#### Records for the exercise

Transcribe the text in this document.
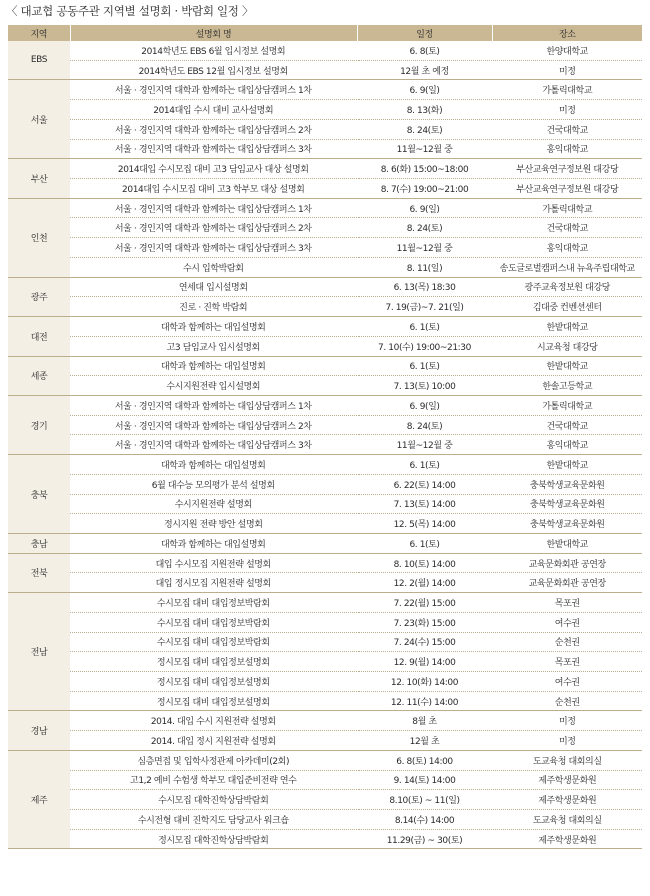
〈 대교협 공동주관 지역별 설명회 · 박람회 일정 〉
지역	설명회 명	일정	장소
EBS	2014학년도 EBS 6월 입시정보 설명회	6. 8(토)	한양대학교
	2014학년도 EBS 12월 입시정보 설명회	12월 초 예정	미정
서울	서울 · 경인지역 대학과 함께하는 대입상담캠퍼스 1차	6. 9(일)	가톨릭대학교
	2014대입 수시 대비 교사설명회	8. 13(화)	미정
	서울 · 경인지역 대학과 함께하는 대입상담캠퍼스 2차	8. 24(토)	건국대학교
	서울 · 경인지역 대학과 함께하는 대입상담캠퍼스 3차	11월~12월 중	홍익대학교
부산	2014대입 수시모집 대비 고3 담임교사 대상 설명회	8. 6(화) 15:00~18:00	부산교육연구정보원 대강당
	2014대입 수시모집 대비 고3 학부모 대상 설명회	8. 7(수) 19:00~21:00	부산교육연구정보원 대강당
인천	서울 · 경인지역 대학과 함께하는 대입상담캠퍼스 1차	6. 9(일)	가톨릭대학교
	서울 · 경인지역 대학과 함께하는 대입상담캠퍼스 2차	8. 24(토)	건국대학교
	서울 · 경인지역 대학과 함께하는 대입상담캠퍼스 3차	11월~12월 중	홍익대학교
	수시 입학박람회	8. 11(일)	송도글로벌캠퍼스내 뉴욕주립대학교
광주	연세대 입시설명회	6. 13(목) 18:30	광주교육정보원 대강당
	진로 · 진학 박람회	7. 19(금)~7. 21(일)	김대중 컨벤션센터
대전	대학과 함께하는 대입설명회	6. 1(토)	한밭대학교
	고3 담임교사 입시설명회	7. 10(수) 19:00~21:30	시교육청 대강당
세종	대학과 함께하는 대입설명회	6. 1(토)	한밭대학교
	수시지원전략 입시설명회	7. 13(토) 10:00	한솔고등학교
경기	서울 · 경인지역 대학과 함께하는 대입상담캠퍼스 1차	6. 9(일)	가톨릭대학교
	서울 · 경인지역 대학과 함께하는 대입상담캠퍼스 2차	8. 24(토)	건국대학교
	서울 · 경인지역 대학과 함께하는 대입상담캠퍼스 3차	11월~12월 중	홍익대학교
충북	대학과 함께하는 대입설명회	6. 1(토)	한밭대학교
	6월 대수능 모의평가 분석 설명회	6. 22(토) 14:00	충북학생교육문화원
	수시지원전략 설명회	7. 13(토) 14:00	충북학생교육문화원
	정시지원 전략 방안 설명회	12. 5(목) 14:00	충북학생교육문화원
충남	대학과 함께하는 대입설명회	6. 1(토)	한밭대학교
전북	대입 수시모집 지원전략 설명회	8. 10(토) 14:00	교육문화회관 공연장
	대입 정시모집 지원전략 설명회	12. 2(월) 14:00	교육문화회관 공연장
전남	수시모집 대비 대입정보박람회	7. 22(월) 15:00	목포권
	수시모집 대비 대입정보박람회	7. 23(화) 15:00	여수권
	수시모집 대비 대입정보박람회	7. 24(수) 15:00	순천권
	정시모집 대비 대입정보설명회	12. 9(월) 14:00	목포권
	정시모집 대비 대입정보설명회	12. 10(화) 14:00	여수권
	정시모집 대비 대입정보설명회	12. 11(수) 14:00	순천권
경남	2014. 대입 수시 지원전략 설명회	8월 초	미정
	2014. 대입 정시 지원전략 설명회	12월 초	미정
제주	심층면접 및 입학사정관제 아카데미(2회)	6. 8(토) 14:00	도교육청 대회의실
	고1,2 예비 수험생 학부모 대입준비전략 연수	9. 14(토) 14:00	제주학생문화원
	수시모집 대학진학상담박람회	8.10(토) ~ 11(일)	제주학생문화원
	수시전형 대비 진학지도 담당교사 워크숍	8.14(수) 14:00	도교육청 대회의실
	정시모집 대학진학상담박람회	11.29(금) ~ 30(토)	제주학생문화원
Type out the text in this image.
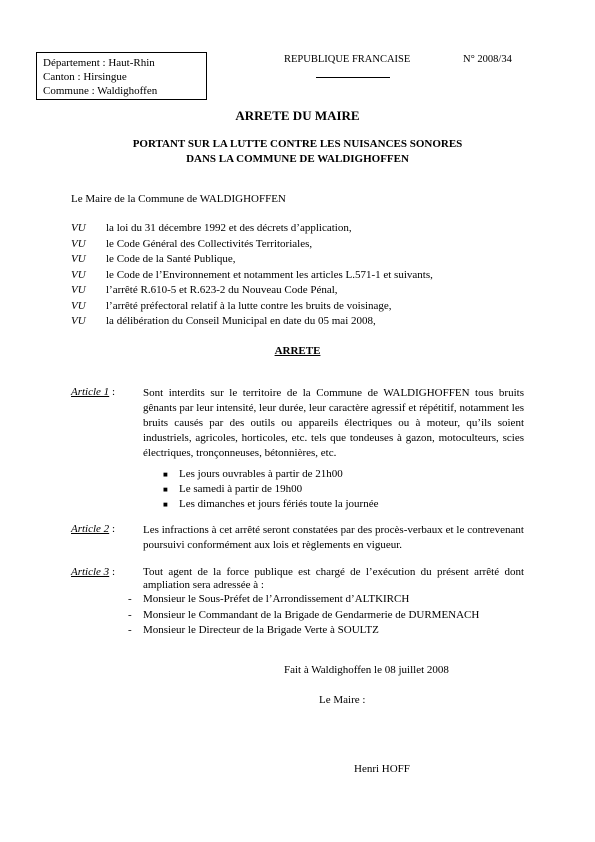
Département : Haut-Rhin
Canton : Hirsingue
Commune : Waldighoffen
REPUBLIQUE FRANCAISE	N° 2008/34
ARRETE DU MAIRE
PORTANT SUR LA LUTTE CONTRE LES NUISANCES SONORES
DANS LA COMMUNE DE WALDIGHOFFEN
Le Maire de la Commune de WALDIGHOFFEN
VU	la loi du 31 décembre 1992 et des décrets d’application,
VU	le Code Général des Collectivités Territoriales,
VU	le Code de la Santé Publique,
VU	le Code de l’Environnement et notamment les articles L.571-1 et suivants,
VU	l’arrêté R.610-5 et R.623-2 du Nouveau Code Pénal,
VU	l’arrêté préfectoral relatif à la lutte contre les bruits de voisinage,
VU	la délibération du Conseil Municipal en date du 05 mai 2008,
ARRETE
Article 1 :	Sont interdits sur le territoire de la Commune de WALDIGHOFFEN tous bruits gênants par leur intensité, leur durée, leur caractère agressif et répétitif, notamment les bruits causés par des outils ou appareils électriques ou à moteur, qu’ils soient industriels, agricoles, horticoles, etc. tels que tondeuses à gazon, motoculteurs, scies électriques, tronçonneuses, bétonnières, etc.
■	Les jours ouvrables à partir de 21h00
■	Le samedi à partir de 19h00
■	Les dimanches et jours fériés toute la journée
Article 2 :	Les infractions à cet arrêté seront constatées par des procès-verbaux et le contrevenant poursuivi conformément aux lois et règlements en vigueur.
Article 3 :	Tout agent de la force publique est chargé de l’exécution du présent arrêté dont ampliation sera adressée à :
-	Monsieur le Sous-Préfet de l’Arrondissement d’ALTKIRCH
-	Monsieur le Commandant de la Brigade de Gendarmerie de DURMENACH
-	Monsieur le Directeur de la Brigade Verte à SOULTZ
Fait à Waldighoffen le 08 juillet 2008
Le Maire :
Henri HOFF
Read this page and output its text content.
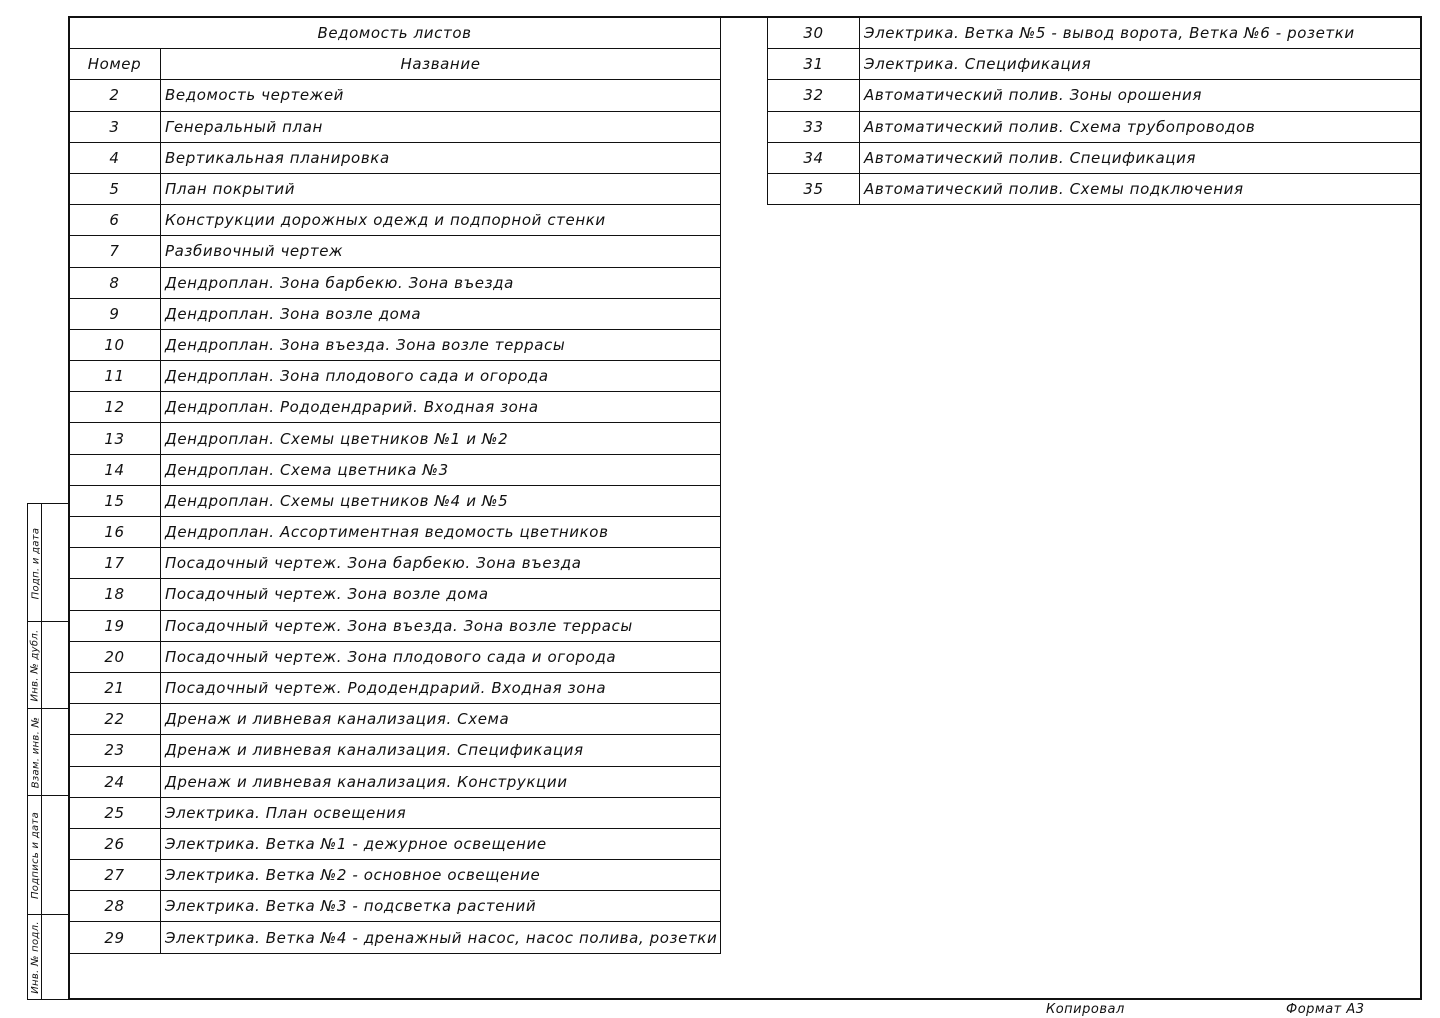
Ведомость листов	
Номер	Название
2	Ведомость чертежей
3	Генеральный план
4	Вертикальная планировка
5	План покрытий
6	Конструкции дорожных одежд и подпорной стенки
7	Разбивочный чертеж
8	Дендроплан. Зона барбекю. Зона въезда
9	Дендроплан. Зона возле дома
10	Дендроплан. Зона въезда. Зона возле террасы
11	Дендроплан. Зона плодового сада и огорода
12	Дендроплан. Рододендрарий. Входная зона
13	Дендроплан. Схемы цветников №1 и №2
14	Дендроплан. Схема цветника №3
15	Дендроплан. Схемы цветников №4 и №5
16	Дендроплан. Ассортиментная ведомость цветников
17	Посадочный чертеж. Зона барбекю. Зона въезда
18	Посадочный чертеж. Зона возле дома
19	Посадочный чертеж. Зона въезда. Зона возле террасы
20	Посадочный чертеж. Зона плодового сада и огорода
21	Посадочный чертеж. Рододендрарий. Входная зона
22	Дренаж и ливневая канализация. Схема
23	Дренаж и ливневая канализация. Спецификация
24	Дренаж и ливневая канализация. Конструкции
25	Электрика. План освещения
26	Электрика. Ветка №1 - дежурное освещение
27	Электрика. Ветка №2 - основное освещение
28	Электрика. Ветка №3 - подсветка растений
29	Электрика. Ветка №4 - дренажный насос, насос полива, розетки
30	Электрика. Ветка №5 - вывод ворота, Ветка №6 - розетки
31	Электрика. Спецификация
32	Автоматический полив. Зоны орошения
33	Автоматический полив. Схема трубопроводов
34	Автоматический полив. Спецификация
35	Автоматический полив. Схемы подключения
Подп. и дата
Инв. № дубл.
Взам. инв. №
Подпись и дата
Инв. № подл.
Копировал	Формат А3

########

Using the records above, gather all lines where the string "대입정보설명회" is present.

	정시모집 대비 대입정보설명회	12. 9(월) 14:00	목포권
	정시모집 대비 대입정보설명회	12. 10(화) 14:00	여수권
	정시모집 대비 대입정보설명회	12. 11(수) 14:00	순천권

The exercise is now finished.